A run of records:
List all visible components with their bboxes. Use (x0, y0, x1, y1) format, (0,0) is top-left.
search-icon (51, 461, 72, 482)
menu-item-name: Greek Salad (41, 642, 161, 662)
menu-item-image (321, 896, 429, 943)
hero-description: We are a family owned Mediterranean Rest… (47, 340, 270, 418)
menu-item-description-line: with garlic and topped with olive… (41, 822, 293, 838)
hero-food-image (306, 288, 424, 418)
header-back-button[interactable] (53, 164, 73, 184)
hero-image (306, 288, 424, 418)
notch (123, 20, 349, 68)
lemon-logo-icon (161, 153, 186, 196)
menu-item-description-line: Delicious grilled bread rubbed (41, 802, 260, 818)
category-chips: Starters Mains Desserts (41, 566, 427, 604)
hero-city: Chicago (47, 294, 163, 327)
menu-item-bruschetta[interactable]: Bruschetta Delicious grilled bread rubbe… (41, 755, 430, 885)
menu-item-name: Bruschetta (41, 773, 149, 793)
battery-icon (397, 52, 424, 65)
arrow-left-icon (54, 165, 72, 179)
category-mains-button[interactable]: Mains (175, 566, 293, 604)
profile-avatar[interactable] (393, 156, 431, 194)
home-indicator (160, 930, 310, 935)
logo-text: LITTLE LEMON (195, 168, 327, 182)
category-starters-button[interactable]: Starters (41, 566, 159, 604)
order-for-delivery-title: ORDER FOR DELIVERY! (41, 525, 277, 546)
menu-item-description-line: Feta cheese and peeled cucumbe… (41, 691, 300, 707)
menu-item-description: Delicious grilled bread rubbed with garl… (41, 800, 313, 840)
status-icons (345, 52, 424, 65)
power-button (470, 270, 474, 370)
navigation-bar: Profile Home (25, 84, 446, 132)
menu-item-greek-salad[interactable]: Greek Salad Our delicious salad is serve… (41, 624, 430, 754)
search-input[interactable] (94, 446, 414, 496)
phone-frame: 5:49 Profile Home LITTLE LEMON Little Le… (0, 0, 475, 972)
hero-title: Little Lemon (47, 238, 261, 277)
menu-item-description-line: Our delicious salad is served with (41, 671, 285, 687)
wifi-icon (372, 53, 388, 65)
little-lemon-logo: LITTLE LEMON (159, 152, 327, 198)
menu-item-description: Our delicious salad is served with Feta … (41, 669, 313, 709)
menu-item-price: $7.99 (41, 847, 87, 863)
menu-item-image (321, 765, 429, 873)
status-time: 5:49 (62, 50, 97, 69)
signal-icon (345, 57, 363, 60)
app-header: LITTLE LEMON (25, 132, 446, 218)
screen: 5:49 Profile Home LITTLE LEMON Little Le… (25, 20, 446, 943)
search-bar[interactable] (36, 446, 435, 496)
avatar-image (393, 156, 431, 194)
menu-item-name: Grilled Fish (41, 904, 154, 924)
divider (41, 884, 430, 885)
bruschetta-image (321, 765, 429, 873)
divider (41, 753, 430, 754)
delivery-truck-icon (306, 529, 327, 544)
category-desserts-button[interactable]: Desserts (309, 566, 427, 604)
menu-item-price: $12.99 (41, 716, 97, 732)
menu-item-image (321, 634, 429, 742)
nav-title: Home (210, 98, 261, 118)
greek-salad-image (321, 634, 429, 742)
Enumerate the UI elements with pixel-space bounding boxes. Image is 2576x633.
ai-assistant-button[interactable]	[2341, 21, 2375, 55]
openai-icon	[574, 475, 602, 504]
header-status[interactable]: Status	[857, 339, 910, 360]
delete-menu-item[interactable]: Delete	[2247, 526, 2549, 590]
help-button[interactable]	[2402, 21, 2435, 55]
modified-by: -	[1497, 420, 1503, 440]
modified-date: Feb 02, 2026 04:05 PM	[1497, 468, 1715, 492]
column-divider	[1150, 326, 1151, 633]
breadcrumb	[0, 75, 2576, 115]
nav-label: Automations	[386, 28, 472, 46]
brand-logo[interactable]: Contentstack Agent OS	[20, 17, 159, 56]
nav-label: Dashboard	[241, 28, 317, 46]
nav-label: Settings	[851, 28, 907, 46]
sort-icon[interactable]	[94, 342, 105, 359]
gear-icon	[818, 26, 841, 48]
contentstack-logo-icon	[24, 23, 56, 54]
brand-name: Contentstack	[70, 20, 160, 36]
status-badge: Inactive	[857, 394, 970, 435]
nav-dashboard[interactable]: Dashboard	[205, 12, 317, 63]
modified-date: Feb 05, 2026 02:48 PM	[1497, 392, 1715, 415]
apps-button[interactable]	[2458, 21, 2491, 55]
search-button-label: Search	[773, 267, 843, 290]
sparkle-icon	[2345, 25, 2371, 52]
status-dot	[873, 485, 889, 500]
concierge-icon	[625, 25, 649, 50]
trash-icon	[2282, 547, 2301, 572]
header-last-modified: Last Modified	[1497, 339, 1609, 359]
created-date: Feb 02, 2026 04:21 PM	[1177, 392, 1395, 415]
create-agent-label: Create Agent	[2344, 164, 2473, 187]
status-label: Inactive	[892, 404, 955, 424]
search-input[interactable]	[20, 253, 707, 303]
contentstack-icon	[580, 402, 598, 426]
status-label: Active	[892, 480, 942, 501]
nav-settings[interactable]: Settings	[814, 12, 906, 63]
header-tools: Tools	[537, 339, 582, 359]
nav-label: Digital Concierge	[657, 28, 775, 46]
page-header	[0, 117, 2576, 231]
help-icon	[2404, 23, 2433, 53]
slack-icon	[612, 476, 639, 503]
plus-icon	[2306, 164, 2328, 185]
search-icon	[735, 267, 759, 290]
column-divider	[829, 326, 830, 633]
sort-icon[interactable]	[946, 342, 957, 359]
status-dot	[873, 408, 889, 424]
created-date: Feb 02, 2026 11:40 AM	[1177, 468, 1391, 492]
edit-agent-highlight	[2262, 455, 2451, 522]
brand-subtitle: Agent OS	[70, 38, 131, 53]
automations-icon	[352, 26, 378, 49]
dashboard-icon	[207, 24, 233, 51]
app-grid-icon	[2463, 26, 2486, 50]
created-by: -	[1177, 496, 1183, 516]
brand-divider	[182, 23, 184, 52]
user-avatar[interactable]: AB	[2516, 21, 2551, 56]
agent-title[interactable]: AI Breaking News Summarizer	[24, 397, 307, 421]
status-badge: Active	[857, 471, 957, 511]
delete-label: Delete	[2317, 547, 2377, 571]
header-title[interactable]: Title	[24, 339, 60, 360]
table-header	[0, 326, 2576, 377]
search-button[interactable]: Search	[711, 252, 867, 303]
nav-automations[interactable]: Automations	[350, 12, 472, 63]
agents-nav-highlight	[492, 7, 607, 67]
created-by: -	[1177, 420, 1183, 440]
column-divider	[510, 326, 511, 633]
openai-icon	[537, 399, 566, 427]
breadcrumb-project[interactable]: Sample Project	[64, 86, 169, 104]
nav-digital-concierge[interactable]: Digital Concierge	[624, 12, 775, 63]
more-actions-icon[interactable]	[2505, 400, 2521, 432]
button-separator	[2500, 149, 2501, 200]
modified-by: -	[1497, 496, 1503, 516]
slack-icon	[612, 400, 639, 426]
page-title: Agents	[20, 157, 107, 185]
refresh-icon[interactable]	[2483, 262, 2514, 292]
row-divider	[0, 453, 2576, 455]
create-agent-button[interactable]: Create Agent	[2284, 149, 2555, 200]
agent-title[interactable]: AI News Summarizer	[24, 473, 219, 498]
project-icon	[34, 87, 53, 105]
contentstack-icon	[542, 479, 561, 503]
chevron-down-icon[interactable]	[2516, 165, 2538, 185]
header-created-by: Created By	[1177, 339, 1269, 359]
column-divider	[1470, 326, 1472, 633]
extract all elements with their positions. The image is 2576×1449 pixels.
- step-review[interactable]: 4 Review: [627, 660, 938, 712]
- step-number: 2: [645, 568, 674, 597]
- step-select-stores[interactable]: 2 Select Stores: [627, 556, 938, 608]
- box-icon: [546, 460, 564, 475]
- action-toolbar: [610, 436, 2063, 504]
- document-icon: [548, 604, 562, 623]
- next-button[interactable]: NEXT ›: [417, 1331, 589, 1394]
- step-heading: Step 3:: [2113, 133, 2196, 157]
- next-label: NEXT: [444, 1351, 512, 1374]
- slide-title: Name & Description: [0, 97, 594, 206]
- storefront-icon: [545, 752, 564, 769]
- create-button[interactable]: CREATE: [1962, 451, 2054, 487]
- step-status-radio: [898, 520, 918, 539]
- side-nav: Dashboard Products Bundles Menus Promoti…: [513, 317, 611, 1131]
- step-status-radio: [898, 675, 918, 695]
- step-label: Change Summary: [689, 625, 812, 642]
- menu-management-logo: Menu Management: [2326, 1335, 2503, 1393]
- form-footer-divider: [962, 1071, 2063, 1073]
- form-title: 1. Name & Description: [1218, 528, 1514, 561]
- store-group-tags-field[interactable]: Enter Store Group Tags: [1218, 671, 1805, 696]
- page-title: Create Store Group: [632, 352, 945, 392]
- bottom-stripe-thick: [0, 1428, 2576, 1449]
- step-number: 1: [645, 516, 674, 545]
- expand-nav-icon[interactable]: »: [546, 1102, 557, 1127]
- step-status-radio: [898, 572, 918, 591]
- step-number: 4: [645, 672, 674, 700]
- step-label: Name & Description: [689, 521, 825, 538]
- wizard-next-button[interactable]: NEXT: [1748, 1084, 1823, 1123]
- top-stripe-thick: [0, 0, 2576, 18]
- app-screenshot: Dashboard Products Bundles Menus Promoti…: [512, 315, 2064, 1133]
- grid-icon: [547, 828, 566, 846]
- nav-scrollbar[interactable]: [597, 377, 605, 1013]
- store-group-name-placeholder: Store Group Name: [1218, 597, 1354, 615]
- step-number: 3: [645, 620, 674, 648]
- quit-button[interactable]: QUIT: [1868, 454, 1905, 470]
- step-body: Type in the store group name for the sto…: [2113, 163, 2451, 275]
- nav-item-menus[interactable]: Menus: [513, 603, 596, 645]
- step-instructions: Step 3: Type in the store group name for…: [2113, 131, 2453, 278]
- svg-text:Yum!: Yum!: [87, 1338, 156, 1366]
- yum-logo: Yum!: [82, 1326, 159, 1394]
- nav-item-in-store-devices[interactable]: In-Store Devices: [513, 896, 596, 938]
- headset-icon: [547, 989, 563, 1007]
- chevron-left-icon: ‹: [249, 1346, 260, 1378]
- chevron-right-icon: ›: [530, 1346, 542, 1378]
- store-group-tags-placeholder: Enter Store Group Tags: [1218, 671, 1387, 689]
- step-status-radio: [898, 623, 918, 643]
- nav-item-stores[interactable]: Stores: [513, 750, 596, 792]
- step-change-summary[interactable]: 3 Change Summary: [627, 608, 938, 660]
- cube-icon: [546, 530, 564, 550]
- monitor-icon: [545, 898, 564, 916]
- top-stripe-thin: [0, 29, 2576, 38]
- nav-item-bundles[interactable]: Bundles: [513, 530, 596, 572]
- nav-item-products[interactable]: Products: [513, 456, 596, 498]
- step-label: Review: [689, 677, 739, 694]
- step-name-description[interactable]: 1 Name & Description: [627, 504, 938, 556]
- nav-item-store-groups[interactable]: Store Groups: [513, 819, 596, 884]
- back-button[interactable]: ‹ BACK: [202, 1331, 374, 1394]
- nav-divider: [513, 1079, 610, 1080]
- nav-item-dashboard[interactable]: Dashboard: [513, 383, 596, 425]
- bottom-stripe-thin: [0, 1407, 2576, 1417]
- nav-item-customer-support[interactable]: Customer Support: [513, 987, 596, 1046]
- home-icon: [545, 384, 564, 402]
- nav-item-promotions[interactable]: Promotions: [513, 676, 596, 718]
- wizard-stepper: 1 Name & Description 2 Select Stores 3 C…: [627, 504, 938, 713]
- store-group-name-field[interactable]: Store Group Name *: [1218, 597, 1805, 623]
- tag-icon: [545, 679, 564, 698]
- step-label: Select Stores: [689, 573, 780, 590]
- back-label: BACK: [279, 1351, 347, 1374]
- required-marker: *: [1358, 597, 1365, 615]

▶ **DO THIS**:
Please repeat the records word for word, starting with the first line and stopping after the line that contains "menu-item-image (321, 896, 429, 943)".

▶ **TASK RESPONSE**:
List all visible components with their bboxes. Use (x0, y0, x1, y1) format, (0,0) is top-left.
search-icon (51, 461, 72, 482)
menu-item-name: Greek Salad (41, 642, 161, 662)
menu-item-image (321, 896, 429, 943)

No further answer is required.